*DOCUMENT SEGMENT*.
****************
Tuesday, September 30, 2008

Hooray For Objectivity

Today one of my professors quoted a story in a "journalistic context" about how when conservatives are given a piece of information they like, they believe it even more when that information is discredited. I had to ask him where he'd read something like that, so I did. He mentioned a magazine that I've heard of a number of times before, and I couldn't quite place it. But I knew when he said it that I wasn't going to like it, once I remembered.

The magazine was The New Republic, of the Stephen Glass scandal fame, the Ruth Shalit scandal fame, and most recently the Scott Thomas Beauchamp scandal. This is a magazine that I know best for its repeated publication and intentional support of stories they know to be fabrications and plagarisms. And one of my professors reads it quite intently.

My beef here isn't that they're a lefty publication, that's fair game. What bothers me is that if I were to give you one, single, shining example of the downfall of journalistic integrity and the propaganda games that many media outlets have turned into, I'd have to say it would be TNR under Franklin Foer.

Another win for academics, right?

Junkyard Wars Bicycle

I corrected my previous post; as it turns out there are 435 members of the House of Representatives. It's not because I can't add, it was because I was including Puerto Rico in the population count. I thought it was ok to do that, but apparently they're not really a state yet, sort of the way the U.P. isn't technically Wisconsin.

Anyway, as I mentioned a few days ago, I managed to destroy my bike yet again. So here's what's left:

  • Blue Sun Tour frame, old, struts slightly bent from my first crash.
  • New, chromed out Sun Tour fork, replacing demolished fork, hacksawed down to fit.
  • Original back wheel with a Wal-mart mountain bike sprocket cluster and freewheel.
  • Original rear derailluer, put back after a brief flirt with Wal-mart mountain bike derailluer.
  • Araya front wheel, replacing devastated original front wheel.
  • One brake set (rear) with salvaged mountain bike brake pads.
  • No forward derailluer, as the original has been completely destroyed.
  • No chain guard, as it was bent beyond use inexplicably.
****************
*PROVIDED MATERIAL*.
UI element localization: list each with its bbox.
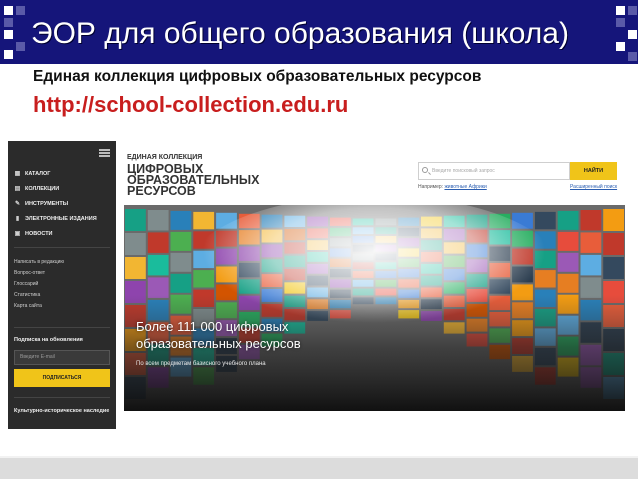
****************
*GOAL*. Quote the section of the blog post that begins with the words containing "Junkyard Wars Bicycle" and ends with "down to fit.". The listing is separate material and has no connection to the blog post.

*WRITTEN ANSWER*.
Junkyard Wars Bicycle

I corrected my previous post; as it turns out there are 435 members of the House of Representatives. It's not because I can't add, it was because I was including Puerto Rico in the population count. I thought it was ok to do that, but apparently they're not really a state yet, sort of the way the U.P. isn't technically Wisconsin.

Anyway, as I mentioned a few days ago, I managed to destroy my bike yet again. So here's what's left:

  • Blue Sun Tour frame, old, struts slightly bent from my first crash.
  • New, chromed out Sun Tour fork, replacing demolished fork, hacksawed down to fit.